> **Stored records**:

▼

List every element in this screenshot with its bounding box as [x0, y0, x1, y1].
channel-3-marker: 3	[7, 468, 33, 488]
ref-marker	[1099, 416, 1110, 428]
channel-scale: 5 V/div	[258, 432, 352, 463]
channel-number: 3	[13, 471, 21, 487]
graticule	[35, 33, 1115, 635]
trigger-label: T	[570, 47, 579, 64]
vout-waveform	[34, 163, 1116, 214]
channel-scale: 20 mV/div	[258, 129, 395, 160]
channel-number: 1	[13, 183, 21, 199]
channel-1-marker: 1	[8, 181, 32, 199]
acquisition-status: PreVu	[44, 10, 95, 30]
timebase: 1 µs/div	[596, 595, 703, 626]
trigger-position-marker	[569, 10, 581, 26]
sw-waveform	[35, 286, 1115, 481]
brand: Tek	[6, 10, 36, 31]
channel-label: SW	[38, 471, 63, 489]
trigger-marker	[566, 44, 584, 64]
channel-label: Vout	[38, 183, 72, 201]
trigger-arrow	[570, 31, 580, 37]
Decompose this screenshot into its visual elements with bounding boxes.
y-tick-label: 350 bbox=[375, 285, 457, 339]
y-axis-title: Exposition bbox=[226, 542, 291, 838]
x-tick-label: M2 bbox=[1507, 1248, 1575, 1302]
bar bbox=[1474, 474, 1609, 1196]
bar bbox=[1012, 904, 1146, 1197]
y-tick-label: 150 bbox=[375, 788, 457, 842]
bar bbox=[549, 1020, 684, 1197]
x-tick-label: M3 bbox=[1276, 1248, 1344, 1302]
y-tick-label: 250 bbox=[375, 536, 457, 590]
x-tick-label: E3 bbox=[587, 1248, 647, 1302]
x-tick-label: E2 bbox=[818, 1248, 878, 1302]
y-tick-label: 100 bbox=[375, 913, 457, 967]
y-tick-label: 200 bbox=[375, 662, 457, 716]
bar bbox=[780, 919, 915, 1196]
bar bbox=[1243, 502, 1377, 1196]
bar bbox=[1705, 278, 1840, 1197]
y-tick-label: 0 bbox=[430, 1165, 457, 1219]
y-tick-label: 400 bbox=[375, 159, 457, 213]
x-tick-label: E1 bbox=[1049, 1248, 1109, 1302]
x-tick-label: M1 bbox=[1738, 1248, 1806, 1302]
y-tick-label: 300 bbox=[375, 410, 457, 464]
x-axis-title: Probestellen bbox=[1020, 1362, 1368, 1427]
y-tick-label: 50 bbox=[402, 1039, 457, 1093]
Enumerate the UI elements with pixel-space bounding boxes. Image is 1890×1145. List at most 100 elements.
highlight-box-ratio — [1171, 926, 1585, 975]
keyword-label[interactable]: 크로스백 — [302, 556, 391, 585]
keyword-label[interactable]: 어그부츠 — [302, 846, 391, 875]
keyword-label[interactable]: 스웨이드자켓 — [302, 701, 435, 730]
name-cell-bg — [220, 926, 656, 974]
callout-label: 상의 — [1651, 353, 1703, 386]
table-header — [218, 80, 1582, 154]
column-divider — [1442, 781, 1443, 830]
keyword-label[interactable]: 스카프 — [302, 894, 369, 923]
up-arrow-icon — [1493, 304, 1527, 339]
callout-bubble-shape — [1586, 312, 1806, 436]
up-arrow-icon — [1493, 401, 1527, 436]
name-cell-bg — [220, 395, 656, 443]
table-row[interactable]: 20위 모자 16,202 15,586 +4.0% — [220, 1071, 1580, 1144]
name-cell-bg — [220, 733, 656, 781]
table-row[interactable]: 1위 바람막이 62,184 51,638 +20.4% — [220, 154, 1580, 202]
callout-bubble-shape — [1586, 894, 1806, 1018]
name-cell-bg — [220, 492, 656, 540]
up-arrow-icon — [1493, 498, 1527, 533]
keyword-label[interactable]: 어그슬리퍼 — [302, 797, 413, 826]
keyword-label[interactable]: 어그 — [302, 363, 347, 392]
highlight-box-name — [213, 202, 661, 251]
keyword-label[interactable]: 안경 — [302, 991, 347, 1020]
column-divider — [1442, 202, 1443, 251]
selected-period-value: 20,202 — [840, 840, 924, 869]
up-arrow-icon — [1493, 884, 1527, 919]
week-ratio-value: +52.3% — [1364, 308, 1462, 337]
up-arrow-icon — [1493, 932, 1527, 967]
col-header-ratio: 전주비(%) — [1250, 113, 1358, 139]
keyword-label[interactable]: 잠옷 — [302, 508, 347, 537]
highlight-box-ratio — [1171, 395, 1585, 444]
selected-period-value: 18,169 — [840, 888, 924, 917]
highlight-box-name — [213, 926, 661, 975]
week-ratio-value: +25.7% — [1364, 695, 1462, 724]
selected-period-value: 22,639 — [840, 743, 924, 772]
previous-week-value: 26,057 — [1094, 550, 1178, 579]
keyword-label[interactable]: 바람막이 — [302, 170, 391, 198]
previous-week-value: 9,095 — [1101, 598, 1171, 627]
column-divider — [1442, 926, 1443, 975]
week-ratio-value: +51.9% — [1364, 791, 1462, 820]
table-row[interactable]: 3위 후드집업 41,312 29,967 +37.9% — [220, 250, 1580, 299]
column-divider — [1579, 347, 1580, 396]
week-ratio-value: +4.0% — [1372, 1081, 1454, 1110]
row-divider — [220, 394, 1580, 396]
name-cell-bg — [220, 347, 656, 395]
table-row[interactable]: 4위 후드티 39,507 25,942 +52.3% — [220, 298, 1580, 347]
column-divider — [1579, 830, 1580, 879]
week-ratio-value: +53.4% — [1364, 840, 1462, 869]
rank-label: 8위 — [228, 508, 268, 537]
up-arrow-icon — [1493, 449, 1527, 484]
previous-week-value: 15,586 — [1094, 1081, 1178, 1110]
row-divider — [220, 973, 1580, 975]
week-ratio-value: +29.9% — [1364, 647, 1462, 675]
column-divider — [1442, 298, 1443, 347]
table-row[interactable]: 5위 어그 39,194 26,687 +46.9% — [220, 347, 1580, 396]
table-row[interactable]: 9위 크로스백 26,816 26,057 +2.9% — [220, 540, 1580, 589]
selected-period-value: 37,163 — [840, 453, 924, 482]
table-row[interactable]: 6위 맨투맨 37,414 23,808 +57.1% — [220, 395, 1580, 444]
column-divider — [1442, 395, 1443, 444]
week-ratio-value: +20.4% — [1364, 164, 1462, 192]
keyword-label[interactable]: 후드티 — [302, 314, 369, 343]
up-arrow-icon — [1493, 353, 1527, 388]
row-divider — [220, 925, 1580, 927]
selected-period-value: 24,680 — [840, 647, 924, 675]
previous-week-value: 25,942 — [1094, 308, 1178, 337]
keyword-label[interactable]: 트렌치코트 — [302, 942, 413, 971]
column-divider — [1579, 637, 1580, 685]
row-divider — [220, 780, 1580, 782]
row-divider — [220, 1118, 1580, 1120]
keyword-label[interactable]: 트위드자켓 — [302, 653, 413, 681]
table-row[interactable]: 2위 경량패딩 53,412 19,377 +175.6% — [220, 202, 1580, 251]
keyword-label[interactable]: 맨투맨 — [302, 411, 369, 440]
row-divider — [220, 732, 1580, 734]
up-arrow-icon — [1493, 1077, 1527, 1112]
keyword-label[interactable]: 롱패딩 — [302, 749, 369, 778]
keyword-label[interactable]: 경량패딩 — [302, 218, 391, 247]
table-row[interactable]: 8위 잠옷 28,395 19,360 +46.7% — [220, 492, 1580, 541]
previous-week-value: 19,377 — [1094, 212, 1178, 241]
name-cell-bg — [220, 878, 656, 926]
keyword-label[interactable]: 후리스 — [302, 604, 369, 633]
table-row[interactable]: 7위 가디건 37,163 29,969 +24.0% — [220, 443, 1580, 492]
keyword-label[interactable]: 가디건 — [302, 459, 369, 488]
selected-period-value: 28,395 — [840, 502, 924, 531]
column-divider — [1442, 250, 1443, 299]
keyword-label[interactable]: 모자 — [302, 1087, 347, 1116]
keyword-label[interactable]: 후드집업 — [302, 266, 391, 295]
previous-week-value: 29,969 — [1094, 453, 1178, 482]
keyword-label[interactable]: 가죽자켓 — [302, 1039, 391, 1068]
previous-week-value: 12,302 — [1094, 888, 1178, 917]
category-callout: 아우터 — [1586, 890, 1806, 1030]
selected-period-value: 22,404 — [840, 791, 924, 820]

▲

> **The exercise**: Quote the entries above verbatim, from their very first line through the line that contains "callout-label: 상의 — [1651, 353, 1703, 386]", including that line.

> **Written answer**:
List every element in this screenshot with its bounding box as [x0, y0, x1, y1].
channel-3-marker: 3	[7, 468, 33, 488]
ref-marker	[1099, 416, 1110, 428]
channel-scale: 5 V/div	[258, 432, 352, 463]
channel-number: 3	[13, 471, 21, 487]
graticule	[35, 33, 1115, 635]
trigger-label: T	[570, 47, 579, 64]
vout-waveform	[34, 163, 1116, 214]
channel-scale: 20 mV/div	[258, 129, 395, 160]
channel-number: 1	[13, 183, 21, 199]
channel-1-marker: 1	[8, 181, 32, 199]
acquisition-status: PreVu	[44, 10, 95, 30]
timebase: 1 µs/div	[596, 595, 703, 626]
trigger-position-marker	[569, 10, 581, 26]
sw-waveform	[35, 286, 1115, 481]
brand: Tek	[6, 10, 36, 31]
channel-label: SW	[38, 471, 63, 489]
trigger-marker	[566, 44, 584, 64]
channel-label: Vout	[38, 183, 72, 201]
trigger-arrow	[570, 31, 580, 37]
Decompose this screenshot into its visual elements with bounding boxes.
y-tick-label: 350 bbox=[375, 285, 457, 339]
y-axis-title: Exposition bbox=[226, 542, 291, 838]
x-tick-label: M2 bbox=[1507, 1248, 1575, 1302]
bar bbox=[1474, 474, 1609, 1196]
bar bbox=[1012, 904, 1146, 1197]
y-tick-label: 150 bbox=[375, 788, 457, 842]
bar bbox=[549, 1020, 684, 1197]
x-tick-label: M3 bbox=[1276, 1248, 1344, 1302]
y-tick-label: 250 bbox=[375, 536, 457, 590]
x-tick-label: E3 bbox=[587, 1248, 647, 1302]
x-tick-label: E2 bbox=[818, 1248, 878, 1302]
y-tick-label: 100 bbox=[375, 913, 457, 967]
y-tick-label: 200 bbox=[375, 662, 457, 716]
bar bbox=[780, 919, 915, 1196]
bar bbox=[1243, 502, 1377, 1196]
bar bbox=[1705, 278, 1840, 1197]
y-tick-label: 0 bbox=[430, 1165, 457, 1219]
y-tick-label: 400 bbox=[375, 159, 457, 213]
x-tick-label: E1 bbox=[1049, 1248, 1109, 1302]
x-tick-label: M1 bbox=[1738, 1248, 1806, 1302]
y-tick-label: 300 bbox=[375, 410, 457, 464]
x-axis-title: Probestellen bbox=[1020, 1362, 1368, 1427]
y-tick-label: 50 bbox=[402, 1039, 457, 1093]
Enumerate the UI elements with pixel-space bounding boxes. Image is 1890×1145. List at most 100 elements.
highlight-box-ratio — [1171, 926, 1585, 975]
keyword-label[interactable]: 크로스백 — [302, 556, 391, 585]
keyword-label[interactable]: 어그부츠 — [302, 846, 391, 875]
keyword-label[interactable]: 스웨이드자켓 — [302, 701, 435, 730]
name-cell-bg — [220, 926, 656, 974]
callout-label: 상의 — [1651, 353, 1703, 386]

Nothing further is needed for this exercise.